# AVAILABLE DATA start

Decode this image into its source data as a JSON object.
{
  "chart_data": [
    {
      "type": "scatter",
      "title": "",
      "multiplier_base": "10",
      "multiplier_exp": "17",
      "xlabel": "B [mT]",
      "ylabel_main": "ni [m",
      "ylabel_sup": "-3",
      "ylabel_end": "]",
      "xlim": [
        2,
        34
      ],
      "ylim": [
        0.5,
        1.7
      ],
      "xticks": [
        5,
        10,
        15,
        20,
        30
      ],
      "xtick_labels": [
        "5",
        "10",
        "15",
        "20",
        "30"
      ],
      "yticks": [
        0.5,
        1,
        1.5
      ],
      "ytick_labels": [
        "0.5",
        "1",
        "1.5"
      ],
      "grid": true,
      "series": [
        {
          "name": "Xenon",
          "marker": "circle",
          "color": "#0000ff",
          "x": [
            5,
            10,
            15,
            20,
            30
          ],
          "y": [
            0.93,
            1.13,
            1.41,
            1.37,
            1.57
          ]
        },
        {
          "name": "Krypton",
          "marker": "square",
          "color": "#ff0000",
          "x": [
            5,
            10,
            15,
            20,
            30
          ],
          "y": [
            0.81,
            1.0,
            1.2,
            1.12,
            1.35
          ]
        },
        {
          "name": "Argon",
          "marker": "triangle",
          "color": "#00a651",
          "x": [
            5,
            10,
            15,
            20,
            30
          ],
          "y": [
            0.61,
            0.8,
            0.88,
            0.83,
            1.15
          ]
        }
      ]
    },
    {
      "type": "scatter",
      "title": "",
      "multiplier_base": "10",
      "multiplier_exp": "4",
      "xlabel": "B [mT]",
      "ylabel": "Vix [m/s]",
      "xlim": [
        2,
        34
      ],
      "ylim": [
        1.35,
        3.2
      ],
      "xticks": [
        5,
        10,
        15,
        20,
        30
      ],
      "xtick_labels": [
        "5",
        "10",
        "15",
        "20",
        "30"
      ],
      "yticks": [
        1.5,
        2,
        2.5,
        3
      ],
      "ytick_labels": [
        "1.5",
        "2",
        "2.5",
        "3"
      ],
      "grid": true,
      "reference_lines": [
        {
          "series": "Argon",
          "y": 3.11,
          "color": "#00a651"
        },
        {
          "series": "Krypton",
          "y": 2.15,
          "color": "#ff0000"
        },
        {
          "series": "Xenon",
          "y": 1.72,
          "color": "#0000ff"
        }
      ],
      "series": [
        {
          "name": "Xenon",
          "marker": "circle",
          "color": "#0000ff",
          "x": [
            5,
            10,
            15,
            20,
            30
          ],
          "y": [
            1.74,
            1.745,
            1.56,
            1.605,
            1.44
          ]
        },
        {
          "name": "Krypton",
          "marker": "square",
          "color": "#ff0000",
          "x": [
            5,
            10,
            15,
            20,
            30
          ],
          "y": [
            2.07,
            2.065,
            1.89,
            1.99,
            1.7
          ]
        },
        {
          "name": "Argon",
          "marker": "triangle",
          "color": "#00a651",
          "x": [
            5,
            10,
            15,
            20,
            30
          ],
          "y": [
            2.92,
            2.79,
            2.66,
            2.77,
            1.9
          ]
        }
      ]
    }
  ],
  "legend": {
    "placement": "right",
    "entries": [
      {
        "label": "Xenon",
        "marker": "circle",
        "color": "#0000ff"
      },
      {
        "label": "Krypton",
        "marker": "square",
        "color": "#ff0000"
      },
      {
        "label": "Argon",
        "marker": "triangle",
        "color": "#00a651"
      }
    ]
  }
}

# AVAILABLE DATA end

▸ PROMPT: Above are entries; state the number of lines among them that contain "Krypton", and nothing else.

▸ FULL OUTPUT: 4